● **GOAL**
Track down every line below that holds "this" and copy it.

Raw records
════

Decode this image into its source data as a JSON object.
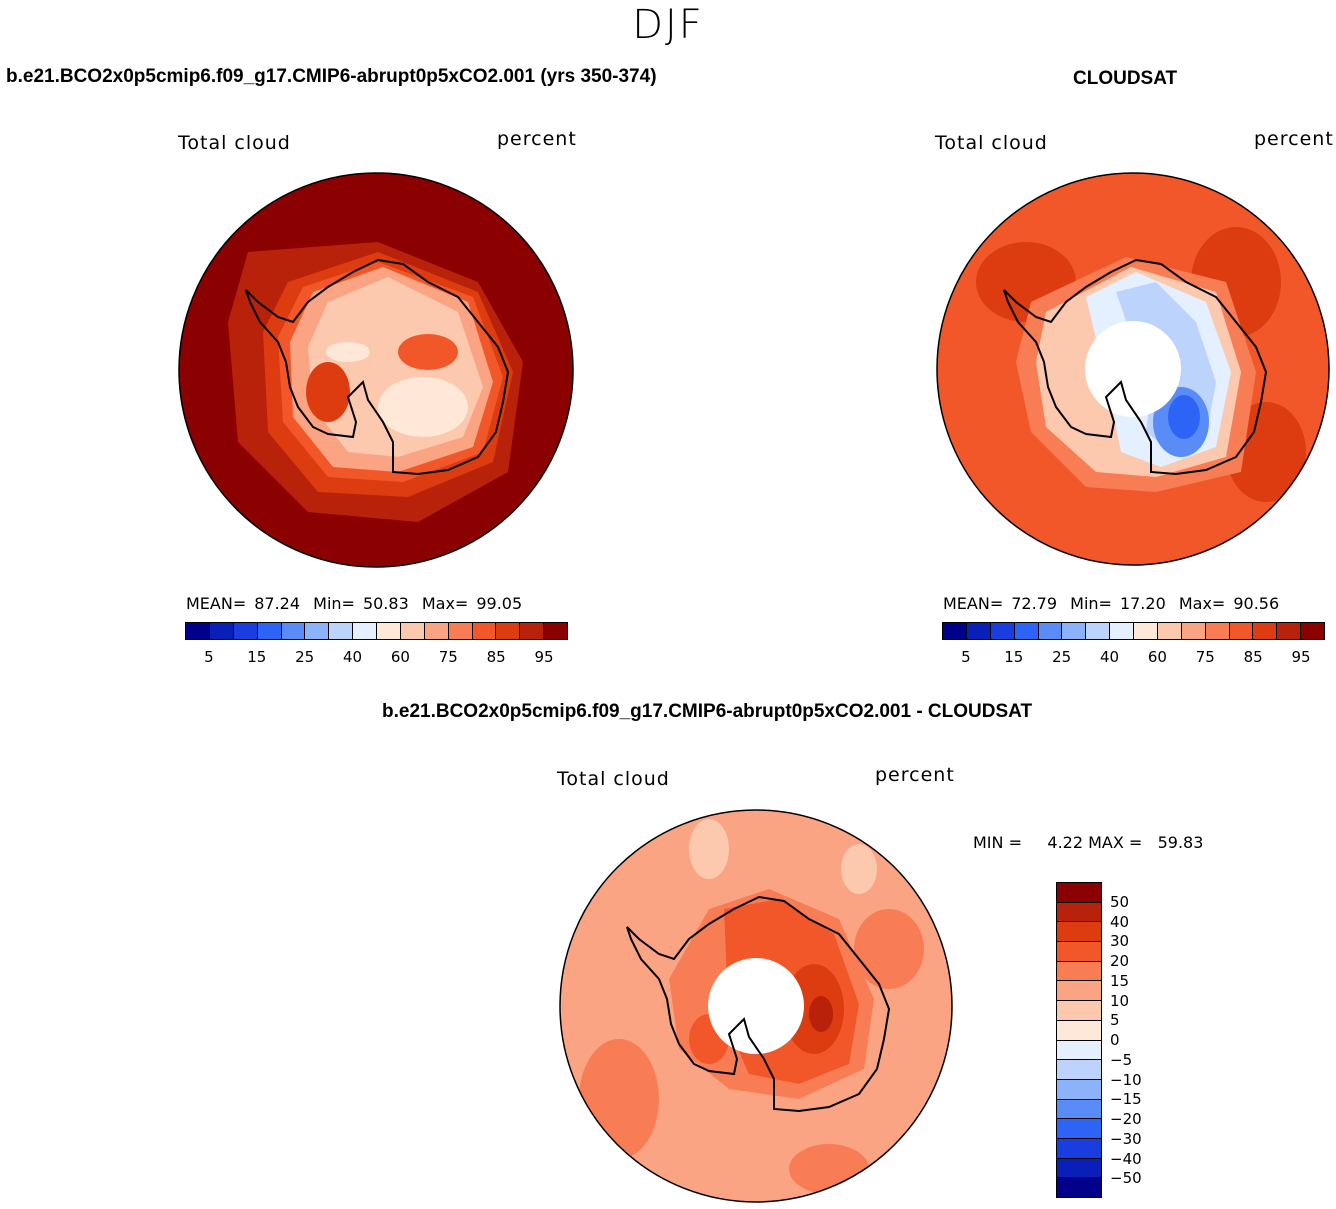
{
  "page": {
    "title": "DJF"
  },
  "panels": [
    {
      "id": "model",
      "title": "b.e21.BCO2x0p5cmip6.f09_g17.CMIP6-abrupt0p5xCO2.001 (yrs 350-374)",
      "left_label": "Total cloud",
      "right_label": "percent",
      "mean_label": "MEAN=",
      "mean_value": "87.24",
      "min_label": "Min=",
      "min_value": "50.83",
      "max_label": "Max=",
      "max_value": "99.05"
    },
    {
      "id": "obs",
      "title": "CLOUDSAT",
      "left_label": "Total cloud",
      "right_label": "percent",
      "mean_label": "MEAN=",
      "mean_value": "72.79",
      "min_label": "Min=",
      "min_value": "17.20",
      "max_label": "Max=",
      "max_value": "90.56"
    },
    {
      "id": "diff",
      "title": "b.e21.BCO2x0p5cmip6.f09_g17.CMIP6-abrupt0p5xCO2.001 - CLOUDSAT",
      "left_label": "Total cloud",
      "right_label": "percent",
      "minmax_text": "MIN =     4.22 MAX =   59.83"
    }
  ],
  "abs_colorbar": {
    "colors": [
      "#00008b",
      "#0a1fb8",
      "#1a3de0",
      "#2d64f5",
      "#5a8cf7",
      "#8cb2f9",
      "#bcd4fb",
      "#e4efff",
      "#ffe8d8",
      "#fcc8ae",
      "#fba484",
      "#f87d55",
      "#f2572a",
      "#dc3c10",
      "#b8220a",
      "#8b0000"
    ],
    "tick_labels": [
      "5",
      "15",
      "25",
      "40",
      "60",
      "75",
      "85",
      "95"
    ]
  },
  "diff_colorbar": {
    "colors": [
      "#8b0000",
      "#b8220a",
      "#dc3c10",
      "#f2572a",
      "#f87d55",
      "#fba484",
      "#fcc8ae",
      "#ffe8d8",
      "#e4efff",
      "#bcd4fb",
      "#8cb2f9",
      "#5a8cf7",
      "#2d64f5",
      "#1a3de0",
      "#0a1fb8",
      "#00008b"
    ],
    "tick_labels": [
      "50",
      "40",
      "30",
      "20",
      "15",
      "10",
      "5",
      "0",
      "−5",
      "−10",
      "−15",
      "−20",
      "−30",
      "−40",
      "−50"
    ]
  }
}
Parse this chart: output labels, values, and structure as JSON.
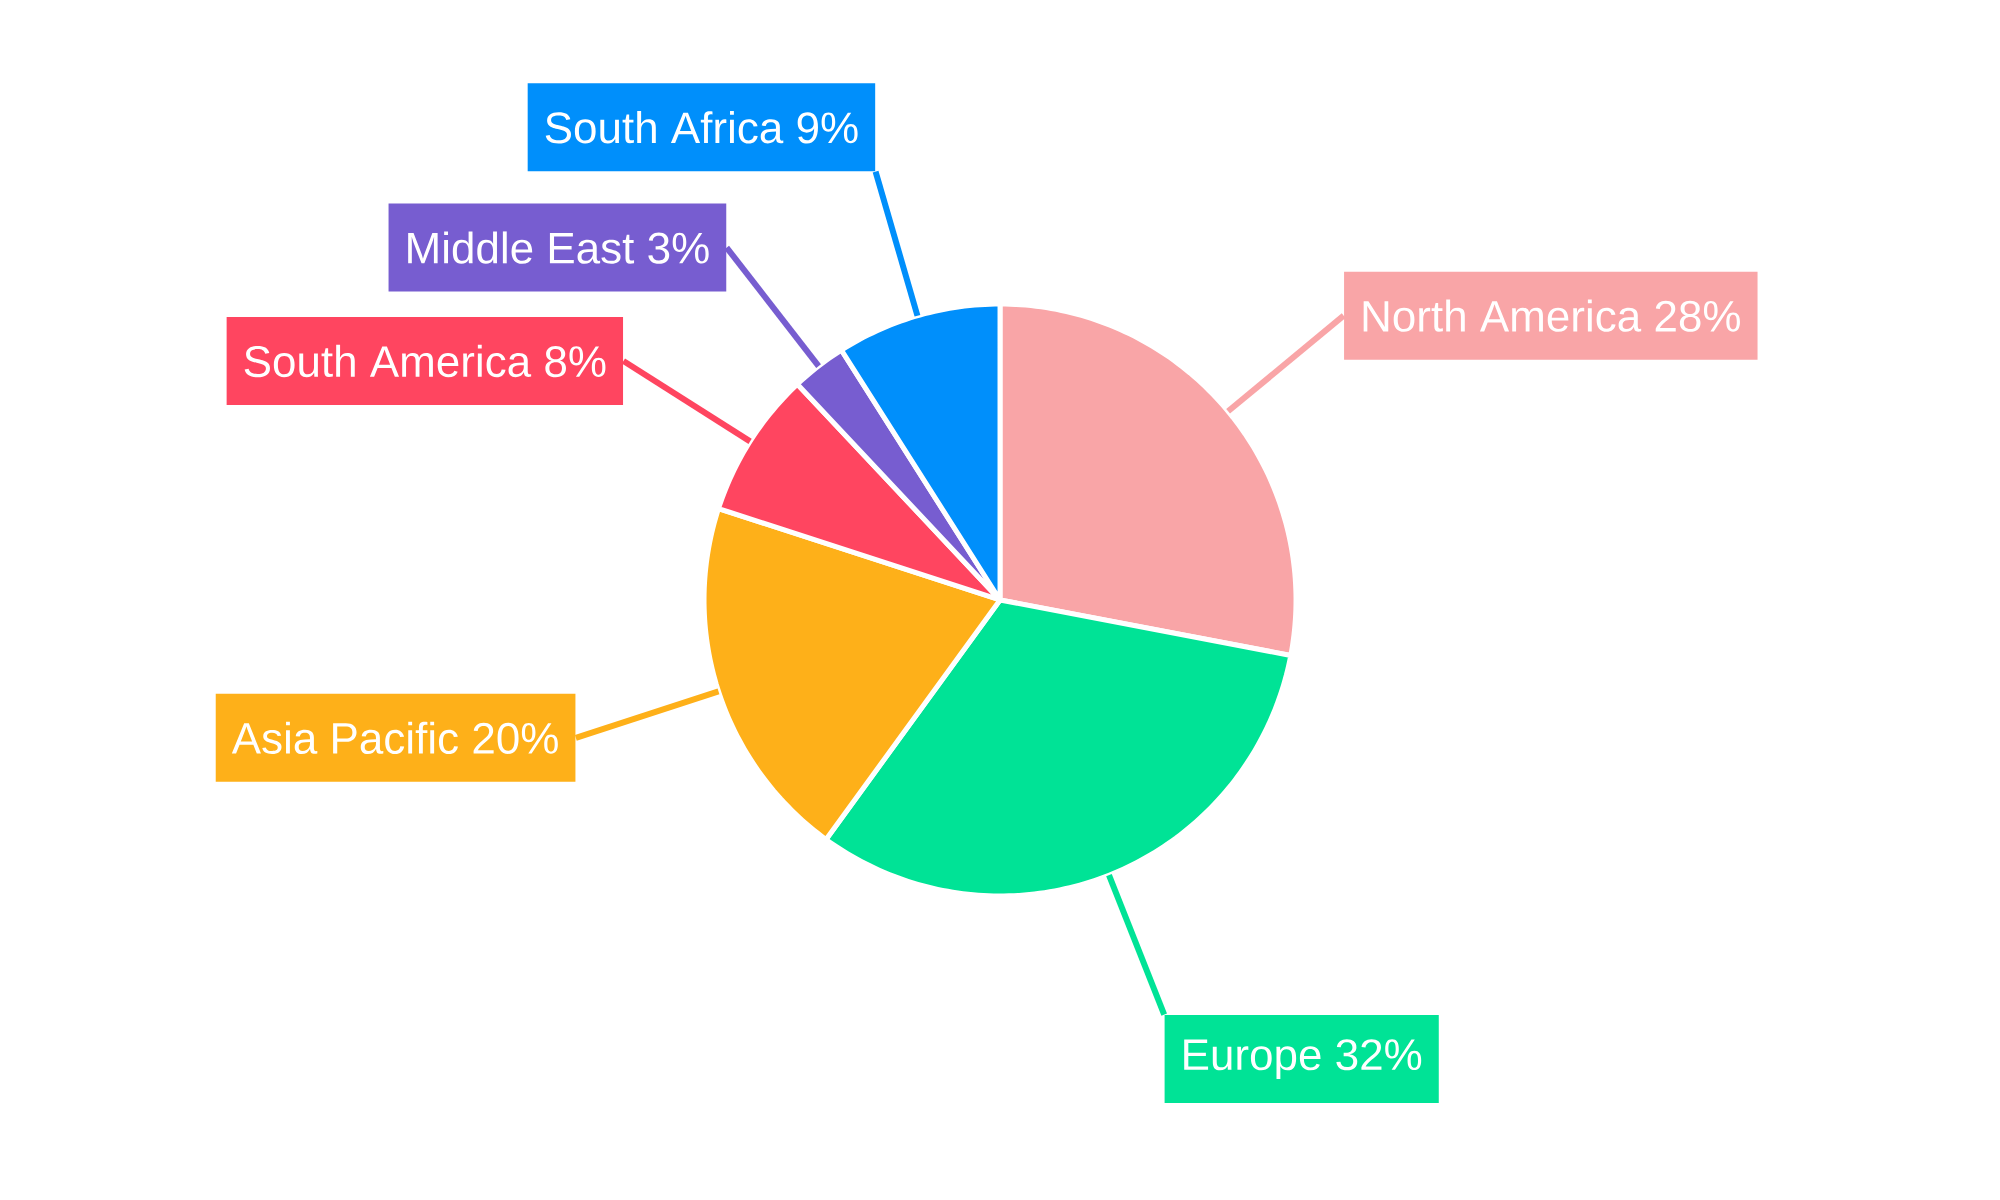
{
  "chart_data": {
    "type": "pie",
    "categories": [
      "North America",
      "Europe",
      "Asia Pacific",
      "South America",
      "Middle East",
      "South Africa"
    ],
    "values": [
      28,
      32,
      20,
      8,
      3,
      9
    ],
    "value_labels": [
      "28%",
      "32%",
      "20%",
      "8%",
      "3%",
      "9%"
    ],
    "colors": [
      "#f9a5a7",
      "#00e396",
      "#feb019",
      "#ff4560",
      "#775dd0",
      "#008ffb"
    ]
  }
}
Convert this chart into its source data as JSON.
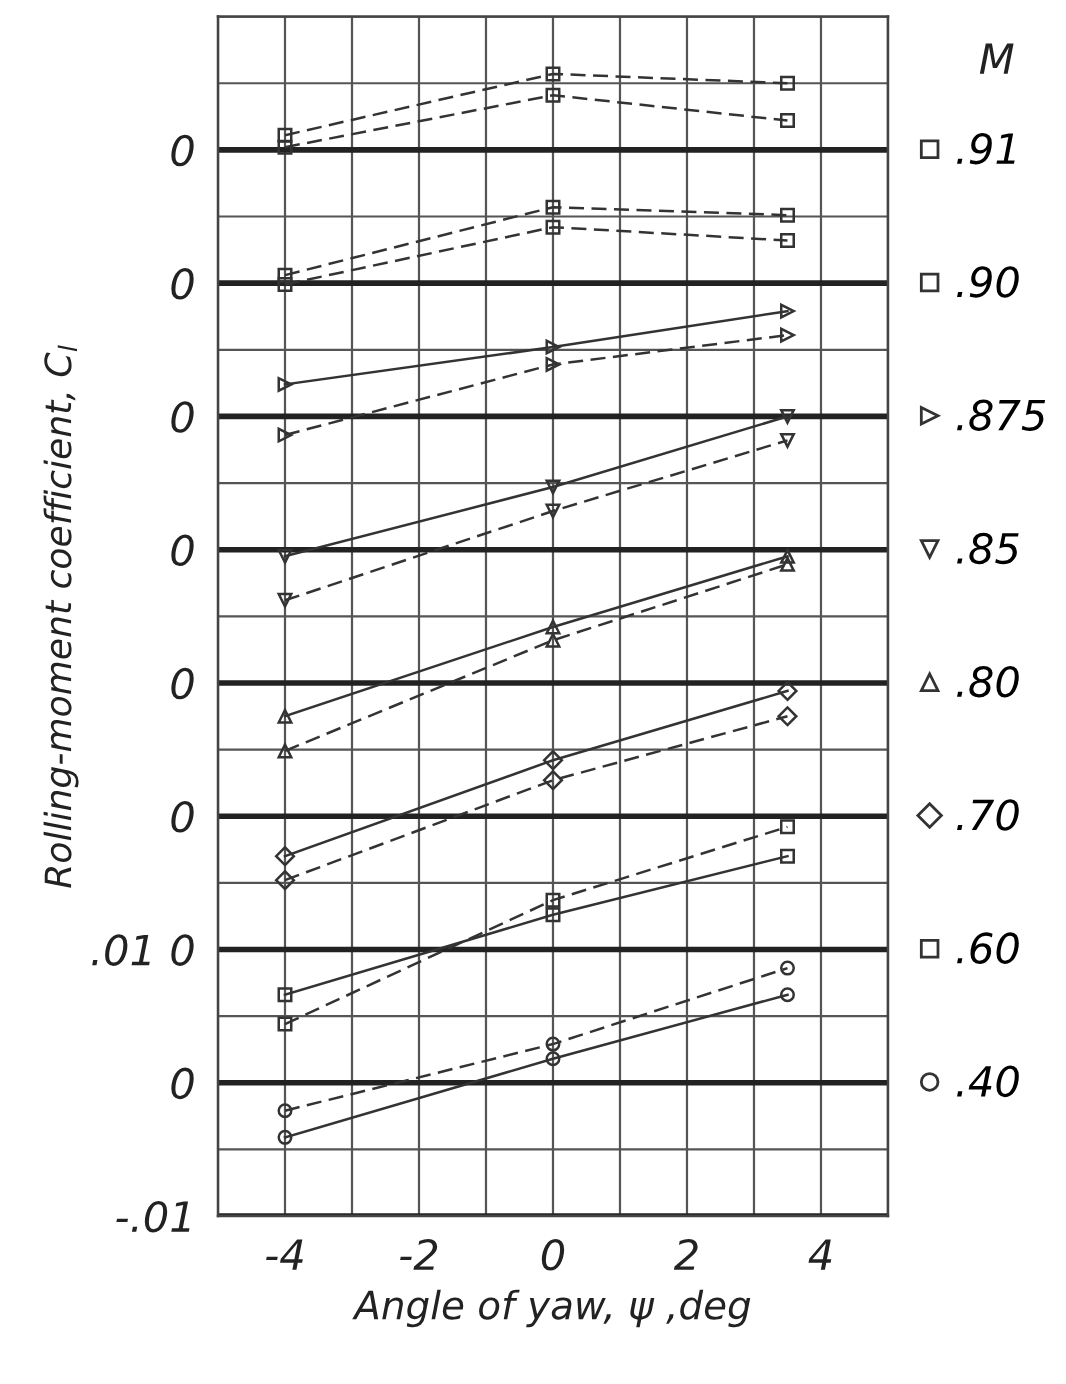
{
  "chart_data": {
    "type": "line",
    "xlabel": "Angle of yaw, ψ ,deg",
    "ylabel": "Rolling-moment coefficient, C$_{l}$",
    "legend_title": "M",
    "legend": "right",
    "grid": true,
    "xlim": [
      -5,
      5
    ],
    "xticks": [
      {
        "value": -5,
        "label": null
      },
      -4,
      {
        "value": -3,
        "label": null
      },
      -2,
      {
        "value": -1,
        "label": null
      },
      0,
      {
        "value": 1,
        "label": null
      },
      2,
      {
        "value": 3,
        "label": null
      },
      4,
      {
        "value": 5,
        "label": null
      }
    ],
    "ylim": [
      -0.01,
      0.08
    ],
    "yticks": [
      {
        "value": -0.01,
        "label": "-.01"
      },
      {
        "value": -0.005,
        "label": null
      },
      {
        "value": 0,
        "label": "0"
      },
      {
        "value": 0.005,
        "label": null
      },
      {
        "value": 0.01,
        "label": ".01 0"
      },
      {
        "value": 0.015,
        "label": null
      },
      {
        "value": 0.02,
        "label": "0"
      },
      {
        "value": 0.025,
        "label": null
      },
      {
        "value": 0.03,
        "label": "0"
      },
      {
        "value": 0.035,
        "label": null
      },
      {
        "value": 0.04,
        "label": "0"
      },
      {
        "value": 0.045,
        "label": null
      },
      {
        "value": 0.05,
        "label": "0"
      },
      {
        "value": 0.055,
        "label": null
      },
      {
        "value": 0.06,
        "label": "0"
      },
      {
        "value": 0.065,
        "label": null
      },
      {
        "value": 0.07,
        "label": "0"
      },
      {
        "value": 0.075,
        "label": null
      },
      {
        "value": 0.08,
        "label": null
      }
    ],
    "x": [
      -4,
      0,
      3.5
    ],
    "series": [
      {
        "name": ".91",
        "color": "#333333",
        "marker": "square",
        "line_style": "dashed",
        "values": [
          0.0711,
          0.0757,
          0.075
        ]
      },
      {
        "color": "#333333",
        "marker": "square",
        "line_style": "dashed",
        "values": [
          0.0702,
          0.0741,
          0.0722
        ]
      },
      {
        "name": ".90",
        "color": "#333333",
        "marker": "square",
        "line_style": "dashed",
        "values": [
          0.0606,
          0.0657,
          0.0651
        ]
      },
      {
        "color": "#333333",
        "marker": "square",
        "line_style": "dashed",
        "values": [
          0.0599,
          0.0642,
          0.0632
        ]
      },
      {
        "name": ".875",
        "color": "#333333",
        "marker": "triangle_right",
        "line_style": "solid",
        "values": [
          0.0524,
          0.0552,
          0.0579
        ]
      },
      {
        "color": "#333333",
        "marker": "triangle_right",
        "line_style": "dashed",
        "values": [
          0.0486,
          0.0539,
          0.0561
        ]
      },
      {
        "name": ".85",
        "color": "#333333",
        "marker": "triangle_down",
        "line_style": "solid",
        "values": [
          0.0395,
          0.0447,
          0.05
        ]
      },
      {
        "color": "#333333",
        "marker": "triangle_down",
        "line_style": "dashed",
        "values": [
          0.0362,
          0.0429,
          0.0482
        ]
      },
      {
        "name": ".80",
        "color": "#333333",
        "marker": "triangle",
        "line_style": "solid",
        "values": [
          0.0275,
          0.0342,
          0.0395
        ]
      },
      {
        "color": "#333333",
        "marker": "triangle",
        "line_style": "dashed",
        "values": [
          0.0249,
          0.0332,
          0.0389
        ]
      },
      {
        "name": ".70",
        "color": "#333333",
        "marker": "diamond",
        "line_style": "solid",
        "values": [
          0.017,
          0.0242,
          0.0294
        ]
      },
      {
        "color": "#333333",
        "marker": "diamond",
        "line_style": "dashed",
        "values": [
          0.0152,
          0.0227,
          0.0275
        ]
      },
      {
        "name": ".60",
        "color": "#333333",
        "marker": "square",
        "line_style": "solid",
        "values": [
          0.0066,
          0.0126,
          0.017
        ]
      },
      {
        "color": "#333333",
        "marker": "square",
        "line_style": "dashed",
        "values": [
          0.0044,
          0.0137,
          0.0192
        ]
      },
      {
        "name": ".40",
        "color": "#333333",
        "marker": "circle",
        "line_style": "dashed",
        "values": [
          -0.0021,
          0.0029,
          0.0086
        ]
      },
      {
        "color": "#333333",
        "marker": "circle",
        "line_style": "solid",
        "values": [
          -0.0041,
          0.0018,
          0.0066
        ]
      }
    ]
  }
}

════

● **THE OUTPUT**
Decode this image into its source data as a JSON object.
Parse this chart: output labels, values, and structure as JSON.
Convert this chart into its source data as JSON.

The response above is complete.